*** STORED DATA

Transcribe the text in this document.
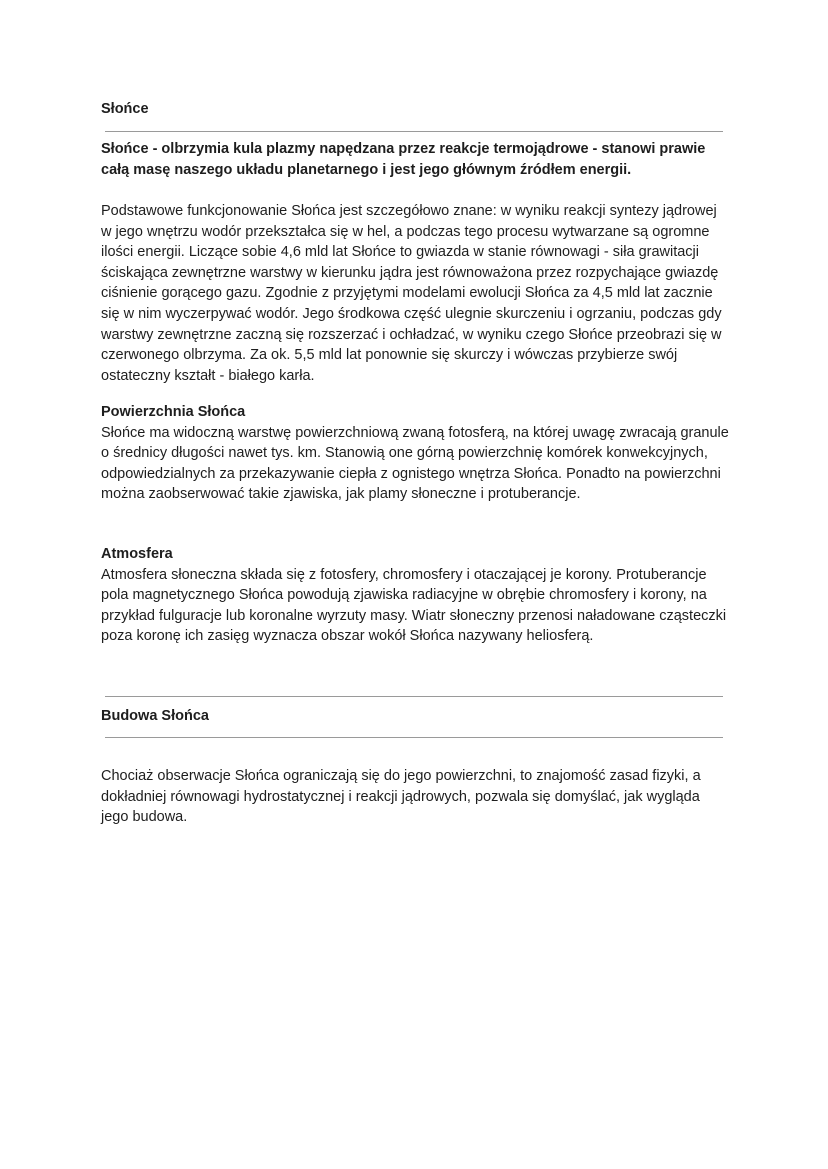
Słońce

Słońce - olbrzymia kula plazmy napędzana przez reakcje termojądrowe - stanowi prawie całą masę naszego układu planetarnego i jest jego głównym źródłem energii.

Podstawowe funkcjonowanie Słońca jest szczegółowo znane: w wyniku reakcji syntezy jądrowej w jego wnętrzu wodór przekształca się w hel, a podczas tego procesu wytwarzane są ogromne ilości energii. Liczące sobie 4,6 mld lat Słońce to gwiazda w stanie równowagi - siła grawitacji ściskająca zewnętrzne warstwy w kierunku jądra jest równoważona przez rozpychające gwiazdę ciśnienie gorącego gazu. Zgodnie z przyjętymi modelami ewolucji Słońca za 4,5 mld lat zacznie się w nim wyczerpywać wodór. Jego środkowa część ulegnie skurczeniu i ogrzaniu, podczas gdy warstwy zewnętrzne zaczną się rozszerzać i ochładzać, w wyniku czego Słońce przeobrazi się w czerwonego olbrzyma. Za ok. 5,5 mld lat ponownie się skurczy i wówczas przybierze swój ostateczny kształt - białego karła.

Powierzchnia Słońca

Słońce ma widoczną warstwę powierzchniową zwaną fotosferą, na której uwagę zwracają granule o średnicy długości nawet tys. km. Stanowią one górną powierzchnię komórek konwekcyjnych, odpowiedzialnych za przekazywanie ciepła z ognistego wnętrza Słońca. Ponadto na powierzchni można zaobserwować takie zjawiska, jak plamy słoneczne i protuberancje.

Atmosfera

Atmosfera słoneczna składa się z fotosfery, chromosfery i otaczającej je korony. Protuberancje pola magnetycznego Słońca powodują zjawiska radiacyjne w obrębie chromosfery i korony, na przykład fulguracje lub koronalne wyrzuty masy. Wiatr słoneczny przenosi naładowane cząsteczki poza koronę ich zasięg wyznacza obszar wokół Słońca nazywany heliosferą.

Budowa Słońca

Chociaż obserwacje Słońca ograniczają się do jego powierzchni, to znajomość zasad fizyki, a dokładniej równowagi hydrostatycznej i reakcji jądrowych, pozwala się domyślać, jak wygląda jego budowa.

******

# INSTRUCTIONS TO FOLLOW
Return all lines containing the word "jest".

# EXPECTED ANSWER
Słońce - olbrzymia kula plazmy napędzana przez reakcje termojądrowe - stanowi prawie całą masę naszego układu planetarnego i jest jego głównym źródłem energii.
Podstawowe funkcjonowanie Słońca jest szczegółowo znane: w wyniku reakcji syntezy jądrowej w jego wnętrzu wodór przekształca się w hel, a podczas tego procesu wytwarzane są ogromne ilości energii. Liczące sobie 4,6 mld lat Słońce to gwiazda w stanie równowagi - siła grawitacji ściskająca zewnętrzne warstwy w kierunku jądra jest równoważona przez rozpychające gwiazdę ciśnienie gorącego gazu. Zgodnie z przyjętymi modelami ewolucji Słońca za 4,5 mld lat zacznie się w nim wyczerpywać wodór. Jego środkowa część ulegnie skurczeniu i ogrzaniu, podczas gdy warstwy zewnętrzne zaczną się rozszerzać i ochładzać, w wyniku czego Słońce przeobrazi się w czerwonego olbrzyma. Za ok. 5,5 mld lat ponownie się skurczy i wówczas przybierze swój ostateczny kształt - białego karła.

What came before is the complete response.